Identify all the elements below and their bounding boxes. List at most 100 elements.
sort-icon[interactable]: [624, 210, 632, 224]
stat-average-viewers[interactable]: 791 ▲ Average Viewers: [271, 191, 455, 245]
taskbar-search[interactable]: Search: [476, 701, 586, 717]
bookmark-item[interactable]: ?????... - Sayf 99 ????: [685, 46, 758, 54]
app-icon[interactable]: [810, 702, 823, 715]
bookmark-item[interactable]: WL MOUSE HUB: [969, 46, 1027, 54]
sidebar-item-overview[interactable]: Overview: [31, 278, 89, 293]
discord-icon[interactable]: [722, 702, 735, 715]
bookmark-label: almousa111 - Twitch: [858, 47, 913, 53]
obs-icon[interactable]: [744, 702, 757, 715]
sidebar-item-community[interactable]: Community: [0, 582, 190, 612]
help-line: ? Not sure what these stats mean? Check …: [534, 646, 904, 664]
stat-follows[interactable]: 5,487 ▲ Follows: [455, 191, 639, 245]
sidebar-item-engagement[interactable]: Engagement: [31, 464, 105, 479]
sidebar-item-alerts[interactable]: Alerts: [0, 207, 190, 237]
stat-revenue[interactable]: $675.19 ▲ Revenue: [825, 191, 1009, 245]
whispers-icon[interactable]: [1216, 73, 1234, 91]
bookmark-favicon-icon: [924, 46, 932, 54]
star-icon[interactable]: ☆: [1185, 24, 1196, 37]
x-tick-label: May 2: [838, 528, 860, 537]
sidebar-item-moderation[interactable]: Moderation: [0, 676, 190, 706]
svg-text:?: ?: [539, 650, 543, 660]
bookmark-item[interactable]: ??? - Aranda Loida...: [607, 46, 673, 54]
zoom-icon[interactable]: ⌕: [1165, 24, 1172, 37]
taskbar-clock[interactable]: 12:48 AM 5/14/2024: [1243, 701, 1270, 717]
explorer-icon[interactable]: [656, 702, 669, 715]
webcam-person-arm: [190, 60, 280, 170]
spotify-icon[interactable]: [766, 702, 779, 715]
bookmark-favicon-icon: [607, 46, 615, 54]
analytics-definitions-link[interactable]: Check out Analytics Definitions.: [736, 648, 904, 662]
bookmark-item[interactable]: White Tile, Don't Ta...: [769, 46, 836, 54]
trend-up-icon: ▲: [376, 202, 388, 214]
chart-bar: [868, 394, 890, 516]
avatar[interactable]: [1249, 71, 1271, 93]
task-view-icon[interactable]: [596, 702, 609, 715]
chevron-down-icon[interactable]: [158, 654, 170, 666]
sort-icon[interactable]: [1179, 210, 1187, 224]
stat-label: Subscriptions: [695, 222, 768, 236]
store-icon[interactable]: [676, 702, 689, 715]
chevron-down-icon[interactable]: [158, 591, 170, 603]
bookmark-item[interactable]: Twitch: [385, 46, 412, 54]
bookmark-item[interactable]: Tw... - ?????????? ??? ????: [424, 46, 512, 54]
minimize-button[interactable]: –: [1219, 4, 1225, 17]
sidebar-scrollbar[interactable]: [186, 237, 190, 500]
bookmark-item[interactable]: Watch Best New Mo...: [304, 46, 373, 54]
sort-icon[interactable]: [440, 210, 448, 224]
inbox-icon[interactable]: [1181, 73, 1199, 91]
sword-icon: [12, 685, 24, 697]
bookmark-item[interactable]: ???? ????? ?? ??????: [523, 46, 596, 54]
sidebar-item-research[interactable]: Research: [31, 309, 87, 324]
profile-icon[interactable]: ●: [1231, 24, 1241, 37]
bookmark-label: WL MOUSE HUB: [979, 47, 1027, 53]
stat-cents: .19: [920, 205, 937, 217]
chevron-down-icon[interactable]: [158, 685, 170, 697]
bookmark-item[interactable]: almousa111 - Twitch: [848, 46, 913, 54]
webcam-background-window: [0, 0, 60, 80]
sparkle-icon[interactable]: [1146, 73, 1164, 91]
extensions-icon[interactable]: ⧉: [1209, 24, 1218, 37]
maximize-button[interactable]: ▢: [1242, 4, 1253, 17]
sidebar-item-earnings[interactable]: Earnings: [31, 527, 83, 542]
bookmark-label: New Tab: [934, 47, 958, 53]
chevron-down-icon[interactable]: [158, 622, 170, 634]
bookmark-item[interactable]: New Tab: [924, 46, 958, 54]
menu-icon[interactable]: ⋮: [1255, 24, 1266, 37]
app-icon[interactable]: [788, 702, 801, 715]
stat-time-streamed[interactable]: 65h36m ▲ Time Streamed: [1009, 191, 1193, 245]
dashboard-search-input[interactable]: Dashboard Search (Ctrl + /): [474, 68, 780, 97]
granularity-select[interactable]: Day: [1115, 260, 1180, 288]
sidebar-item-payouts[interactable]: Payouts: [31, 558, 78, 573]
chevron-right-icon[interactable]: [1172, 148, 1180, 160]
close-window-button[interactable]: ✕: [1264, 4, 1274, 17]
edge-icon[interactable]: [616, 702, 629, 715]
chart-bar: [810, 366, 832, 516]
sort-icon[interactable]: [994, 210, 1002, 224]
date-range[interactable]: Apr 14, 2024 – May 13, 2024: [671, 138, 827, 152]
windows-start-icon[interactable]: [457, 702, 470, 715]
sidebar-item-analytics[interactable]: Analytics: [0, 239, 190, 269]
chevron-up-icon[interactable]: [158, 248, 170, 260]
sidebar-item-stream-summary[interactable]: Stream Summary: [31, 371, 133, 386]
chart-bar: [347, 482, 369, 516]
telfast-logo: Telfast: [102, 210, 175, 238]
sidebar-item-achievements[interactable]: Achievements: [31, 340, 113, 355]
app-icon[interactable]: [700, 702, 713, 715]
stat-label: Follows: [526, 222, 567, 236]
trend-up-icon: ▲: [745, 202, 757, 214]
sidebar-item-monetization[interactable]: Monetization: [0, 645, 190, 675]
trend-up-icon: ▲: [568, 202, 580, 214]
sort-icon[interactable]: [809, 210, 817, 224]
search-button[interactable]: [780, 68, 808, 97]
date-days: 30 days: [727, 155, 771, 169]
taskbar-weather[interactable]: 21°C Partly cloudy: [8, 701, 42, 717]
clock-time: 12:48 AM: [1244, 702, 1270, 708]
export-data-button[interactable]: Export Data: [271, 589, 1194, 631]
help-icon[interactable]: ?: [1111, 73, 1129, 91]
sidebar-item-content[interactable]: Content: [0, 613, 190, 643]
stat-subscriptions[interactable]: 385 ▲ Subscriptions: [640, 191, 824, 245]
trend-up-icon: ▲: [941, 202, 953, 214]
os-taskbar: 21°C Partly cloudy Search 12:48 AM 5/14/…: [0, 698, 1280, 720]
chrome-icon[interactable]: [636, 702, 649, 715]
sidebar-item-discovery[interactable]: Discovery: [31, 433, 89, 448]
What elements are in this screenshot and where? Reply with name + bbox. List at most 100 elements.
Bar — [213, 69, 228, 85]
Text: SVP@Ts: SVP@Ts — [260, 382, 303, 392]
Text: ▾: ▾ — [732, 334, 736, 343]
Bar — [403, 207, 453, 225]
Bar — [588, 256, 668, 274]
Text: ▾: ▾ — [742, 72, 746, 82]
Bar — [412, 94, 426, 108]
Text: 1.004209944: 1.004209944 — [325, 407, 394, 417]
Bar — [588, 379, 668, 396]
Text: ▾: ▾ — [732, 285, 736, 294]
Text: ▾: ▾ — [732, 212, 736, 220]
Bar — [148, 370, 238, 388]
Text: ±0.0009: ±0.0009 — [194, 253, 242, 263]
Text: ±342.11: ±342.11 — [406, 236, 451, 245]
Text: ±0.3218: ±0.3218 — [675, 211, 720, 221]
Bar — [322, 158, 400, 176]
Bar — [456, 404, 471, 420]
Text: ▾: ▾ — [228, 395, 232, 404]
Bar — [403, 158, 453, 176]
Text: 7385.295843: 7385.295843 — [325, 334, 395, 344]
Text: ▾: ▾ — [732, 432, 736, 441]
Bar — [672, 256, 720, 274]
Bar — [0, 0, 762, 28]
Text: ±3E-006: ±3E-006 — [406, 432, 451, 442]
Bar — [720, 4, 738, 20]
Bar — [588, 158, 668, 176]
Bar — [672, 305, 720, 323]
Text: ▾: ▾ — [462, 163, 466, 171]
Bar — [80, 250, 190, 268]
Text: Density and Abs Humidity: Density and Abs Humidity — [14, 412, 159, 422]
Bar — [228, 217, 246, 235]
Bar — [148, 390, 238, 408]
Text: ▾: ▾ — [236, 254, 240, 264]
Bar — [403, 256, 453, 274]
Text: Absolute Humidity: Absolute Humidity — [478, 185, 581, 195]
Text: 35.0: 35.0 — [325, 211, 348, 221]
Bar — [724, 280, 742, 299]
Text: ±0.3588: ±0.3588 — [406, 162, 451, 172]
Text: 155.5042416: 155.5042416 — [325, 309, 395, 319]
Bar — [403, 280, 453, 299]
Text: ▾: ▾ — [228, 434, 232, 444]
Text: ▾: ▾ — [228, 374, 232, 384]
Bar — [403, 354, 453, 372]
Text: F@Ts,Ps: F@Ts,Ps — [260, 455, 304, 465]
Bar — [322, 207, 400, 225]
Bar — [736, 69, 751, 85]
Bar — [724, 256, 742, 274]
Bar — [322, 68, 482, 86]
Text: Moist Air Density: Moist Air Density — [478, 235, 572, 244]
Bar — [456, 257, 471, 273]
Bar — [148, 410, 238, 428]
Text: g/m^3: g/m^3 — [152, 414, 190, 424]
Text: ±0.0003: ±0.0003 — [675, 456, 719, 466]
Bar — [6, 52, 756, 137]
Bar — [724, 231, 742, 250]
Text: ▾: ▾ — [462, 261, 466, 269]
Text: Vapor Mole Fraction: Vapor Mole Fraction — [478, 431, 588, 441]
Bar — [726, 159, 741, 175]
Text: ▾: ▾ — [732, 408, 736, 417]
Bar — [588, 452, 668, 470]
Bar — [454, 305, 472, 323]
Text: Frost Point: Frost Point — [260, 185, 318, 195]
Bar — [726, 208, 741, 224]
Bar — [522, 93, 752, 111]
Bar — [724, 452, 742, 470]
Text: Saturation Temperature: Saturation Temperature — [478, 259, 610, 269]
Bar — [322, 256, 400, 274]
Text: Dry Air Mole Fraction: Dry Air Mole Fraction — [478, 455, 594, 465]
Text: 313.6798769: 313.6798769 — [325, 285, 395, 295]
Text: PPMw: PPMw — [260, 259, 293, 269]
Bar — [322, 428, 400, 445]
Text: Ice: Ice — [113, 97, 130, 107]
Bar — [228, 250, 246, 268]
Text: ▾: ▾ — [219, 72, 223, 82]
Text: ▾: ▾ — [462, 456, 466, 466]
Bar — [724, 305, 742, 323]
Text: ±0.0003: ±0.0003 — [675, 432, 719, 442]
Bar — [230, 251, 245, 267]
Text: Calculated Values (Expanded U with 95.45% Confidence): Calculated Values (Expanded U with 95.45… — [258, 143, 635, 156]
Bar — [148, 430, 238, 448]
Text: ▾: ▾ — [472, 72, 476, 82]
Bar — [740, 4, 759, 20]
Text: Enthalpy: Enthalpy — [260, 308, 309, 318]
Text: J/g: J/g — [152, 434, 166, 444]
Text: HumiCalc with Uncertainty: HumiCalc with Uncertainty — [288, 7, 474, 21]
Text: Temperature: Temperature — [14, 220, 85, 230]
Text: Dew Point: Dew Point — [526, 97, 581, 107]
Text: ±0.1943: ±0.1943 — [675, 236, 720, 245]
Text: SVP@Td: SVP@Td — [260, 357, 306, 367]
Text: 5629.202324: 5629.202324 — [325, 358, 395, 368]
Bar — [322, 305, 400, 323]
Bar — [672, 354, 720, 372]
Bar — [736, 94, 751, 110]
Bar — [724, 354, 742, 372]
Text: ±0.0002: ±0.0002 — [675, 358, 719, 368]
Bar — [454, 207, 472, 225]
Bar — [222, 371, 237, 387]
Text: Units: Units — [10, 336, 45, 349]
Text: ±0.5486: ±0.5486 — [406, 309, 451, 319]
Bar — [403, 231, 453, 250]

+ + +

**TO DO**
Transcribe the entries above, starting with the first line and ending with the line that contains "bookmark-label: almousa111 - Twitch: [858, 47, 913, 53]", both included, copying every character unchanged.

**OUTPUT BELOW**
Identify all the elements below and their bounding boxes. List at most 100 elements.
sort-icon[interactable]: [624, 210, 632, 224]
stat-average-viewers[interactable]: 791 ▲ Average Viewers: [271, 191, 455, 245]
taskbar-search[interactable]: Search: [476, 701, 586, 717]
bookmark-item[interactable]: ?????... - Sayf 99 ????: [685, 46, 758, 54]
app-icon[interactable]: [810, 702, 823, 715]
bookmark-item[interactable]: WL MOUSE HUB: [969, 46, 1027, 54]
sidebar-item-overview[interactable]: Overview: [31, 278, 89, 293]
discord-icon[interactable]: [722, 702, 735, 715]
bookmark-label: almousa111 - Twitch: [858, 47, 913, 53]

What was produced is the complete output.